RECORDS PROVIDED start

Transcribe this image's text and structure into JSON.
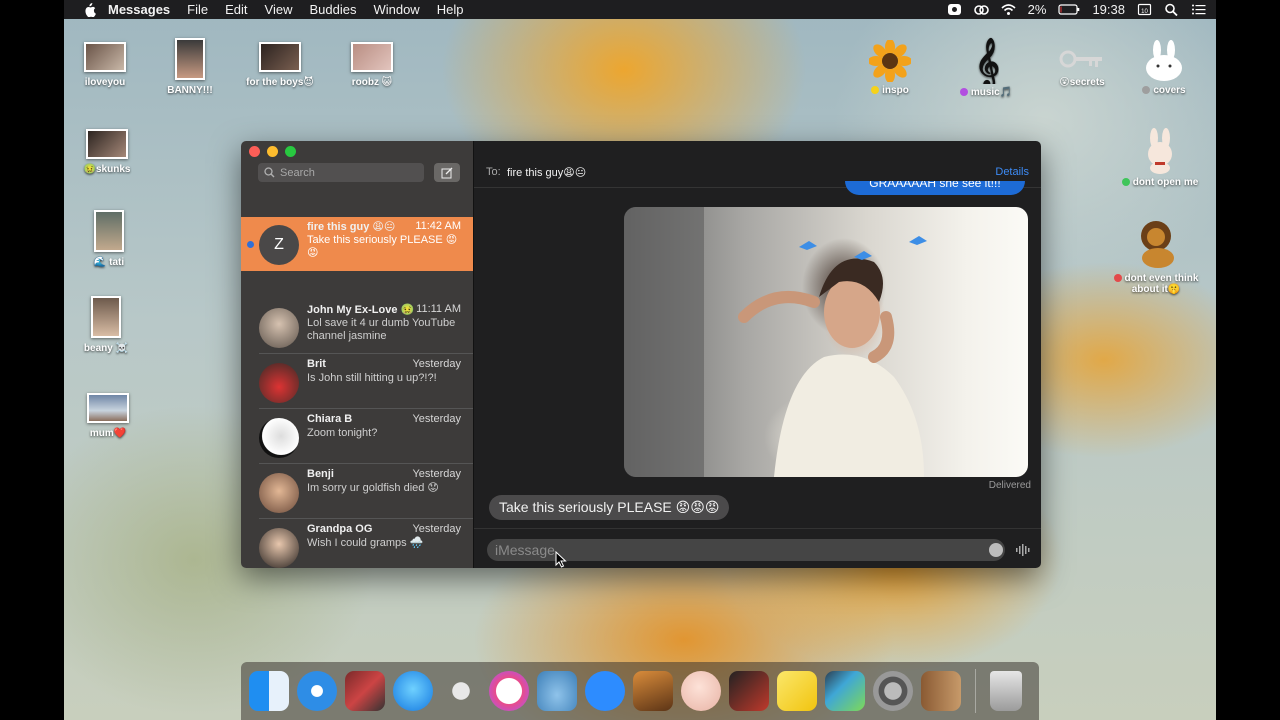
{
  "menubar": {
    "app_name": "Messages",
    "menus": [
      "File",
      "Edit",
      "View",
      "Buddies",
      "Window",
      "Help"
    ],
    "battery": "2%",
    "time": "19:38"
  },
  "desktop_icons": {
    "left": [
      {
        "label": "iloveyou",
        "emoji_suffix": ""
      },
      {
        "label": "BANNY!!!",
        "emoji_suffix": ""
      },
      {
        "label": "for the boys",
        "emoji_suffix": "😈"
      },
      {
        "label": "roobz",
        "emoji_suffix": "😺"
      },
      {
        "label": "skunks",
        "emoji_prefix": "🤢"
      },
      {
        "label": "tati",
        "emoji_prefix": "🌊"
      },
      {
        "label": "beany",
        "emoji_suffix": "☠️"
      },
      {
        "label": "mum",
        "emoji_suffix": "❤️"
      }
    ],
    "right": [
      {
        "label": "inspo",
        "dot_color": "#f5d21b"
      },
      {
        "label": "music🎵",
        "dot_color": "#b24fe0"
      },
      {
        "label": "secrets",
        "emoji_prefix": "😮"
      },
      {
        "label": "covers",
        "dot_color": "#9e9e9e"
      },
      {
        "label": "dont open me",
        "dot_color": "#3fc55a"
      },
      {
        "label": "dont even think about it🤫",
        "dot_color": "#e34a4a"
      }
    ]
  },
  "sidebar": {
    "search_placeholder": "Search",
    "conversations": [
      {
        "name": "fire this guy 😩😐",
        "time": "11:42 AM",
        "preview": "Take this seriously PLEASE 😡😡",
        "avatar_letter": "Z",
        "active": true,
        "unread": true
      },
      {
        "name": "John My Ex-Love 🤢",
        "time": "11:11 AM",
        "preview": "Lol save it 4 ur dumb YouTube channel jasmine"
      },
      {
        "name": "Brit",
        "time": "Yesterday",
        "preview": "Is John still hitting u up?!?!"
      },
      {
        "name": "Chiara B",
        "time": "Yesterday",
        "preview": "Zoom tonight?"
      },
      {
        "name": "Benji",
        "time": "Yesterday",
        "preview": "Im sorry ur goldfish died 😟"
      },
      {
        "name": "Grandpa OG",
        "time": "Yesterday",
        "preview": "Wish I could gramps 🌧️"
      }
    ]
  },
  "chat": {
    "to_label": "To:",
    "recipient": "fire this guy😩😐",
    "details_label": "Details",
    "partial_bubble_text": "GRAAAAAH she see it!!!",
    "delivered_label": "Delivered",
    "incoming_message": "Take this seriously PLEASE 😡😡😡",
    "input_placeholder": "iMessage"
  },
  "dock": {
    "apps": [
      "finder",
      "safari",
      "photo-booth",
      "messages",
      "clipart",
      "itunes",
      "seal",
      "zoom",
      "garageband",
      "face",
      "photo-red",
      "stickies",
      "preview",
      "system-preferences",
      "contacts",
      "trash"
    ]
  }
}
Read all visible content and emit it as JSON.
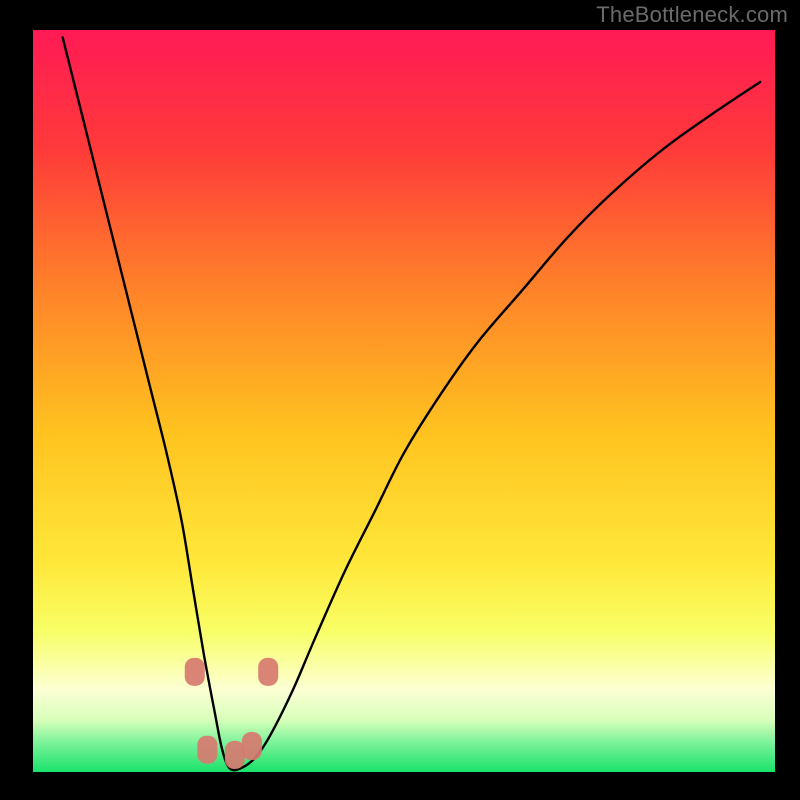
{
  "watermark": "TheBottleneck.com",
  "colors": {
    "black": "#000000",
    "curve": "#000000",
    "marker": "#d77a70",
    "grad_top": "#ff1a55",
    "grad_mid_upper": "#ff7f2a",
    "grad_mid": "#ffd21f",
    "grad_mid_lower": "#f8ff66",
    "grad_pale_yellow": "#fcffd4",
    "grad_green": "#19e36b"
  },
  "chart_data": {
    "type": "line",
    "title": "",
    "xlabel": "",
    "ylabel": "",
    "xlim": [
      0,
      100
    ],
    "ylim": [
      0,
      100
    ],
    "series": [
      {
        "name": "curve",
        "x": [
          4,
          6,
          8,
          10,
          12,
          14,
          16,
          18,
          20,
          21.5,
          23,
          24.5,
          25.5,
          26.5,
          28,
          30,
          32,
          35,
          38,
          42,
          46,
          50,
          55,
          60,
          66,
          72,
          78,
          85,
          92,
          98
        ],
        "values": [
          99,
          91,
          83,
          75,
          67,
          59,
          51,
          43,
          34,
          25,
          16,
          8,
          3,
          0.5,
          0.5,
          2,
          5,
          11,
          18,
          27,
          35,
          43,
          51,
          58,
          65,
          72,
          78,
          84,
          89,
          93
        ]
      }
    ],
    "markers": [
      {
        "x": 21.8,
        "y": 13.5
      },
      {
        "x": 23.5,
        "y": 3.0
      },
      {
        "x": 27.2,
        "y": 2.3
      },
      {
        "x": 29.5,
        "y": 3.5
      },
      {
        "x": 31.7,
        "y": 13.5
      }
    ],
    "marker_style": {
      "shape": "rounded-rect",
      "color": "#d77a70",
      "opacity": 0.92
    }
  }
}
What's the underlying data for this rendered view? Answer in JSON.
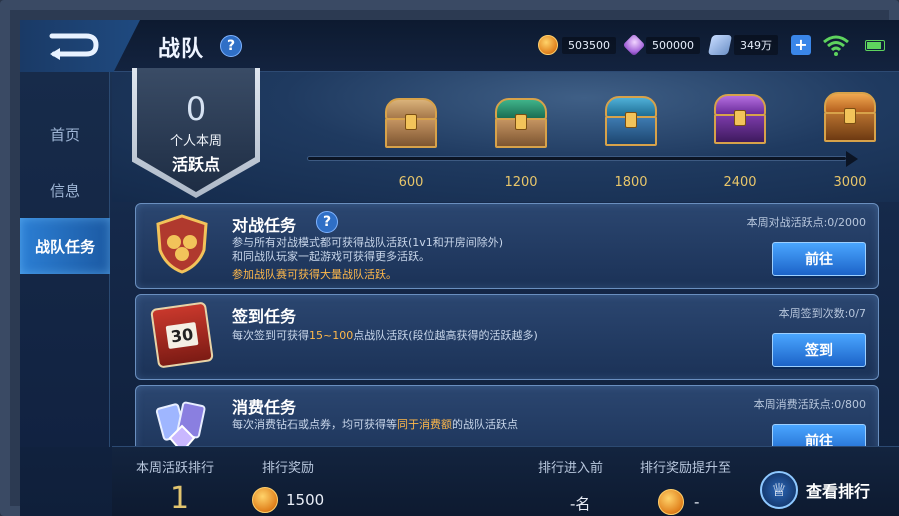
{
  "header": {
    "title": "战队",
    "help_label": "?",
    "currencies": [
      {
        "name": "gold-coin",
        "value": "503500"
      },
      {
        "name": "diamond",
        "value": "500000"
      },
      {
        "name": "coupon",
        "value": "349万"
      }
    ],
    "plus_label": "+"
  },
  "sidebar": {
    "items": [
      {
        "label": "首页",
        "active": false
      },
      {
        "label": "信息",
        "active": false
      },
      {
        "label": "战队任务",
        "active": true
      }
    ]
  },
  "activity": {
    "value": "0",
    "label_line1": "个人本周",
    "label_line2": "活跃点",
    "milestones": [
      "600",
      "1200",
      "1800",
      "2400",
      "3000"
    ],
    "progress": 0
  },
  "tasks": [
    {
      "title": "对战任务",
      "has_help": true,
      "help_label": "?",
      "desc_line1": "参与所有对战模式都可获得战队活跃(1v1和开房间除外)",
      "desc_line2": "和同战队玩家一起游戏可获得更多活跃。",
      "warning": "参加战队赛可获得大量战队活跃。",
      "stat": "本周对战活跃点:0/2000",
      "button": "前往"
    },
    {
      "title": "签到任务",
      "desc_pre": "每次签到可获得",
      "desc_hl": "15~100",
      "desc_post": "点战队活跃(段位越高获得的活跃越多)",
      "stat": "本周签到次数:0/7",
      "button": "签到",
      "icon_text": "30"
    },
    {
      "title": "消费任务",
      "desc_pre": "每次消费钻石或点券，均可获得等",
      "desc_hl": "同于消费额",
      "desc_post": "的战队活跃点",
      "stat": "本周消费活跃点:0/800",
      "button": "前往"
    }
  ],
  "bottom": {
    "rank_label": "本周活跃排行",
    "rank_value": "1",
    "reward_label": "排行奖励",
    "reward_value": "1500",
    "enter_label": "排行进入前",
    "enter_value": "-名",
    "upgrade_label": "排行奖励提升至",
    "upgrade_value": "-",
    "view_rank_label": "查看排行"
  },
  "colors": {
    "accent_blue": "#2c7fd4",
    "highlight_orange": "#ffb84a",
    "gold_text": "#e8c66a"
  }
}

RECORDS PROVIDED end

*TO BE DONE*. How many lines of the records contain the string "true"? Respond with the number alone.

*TASK OUTPUT*. 4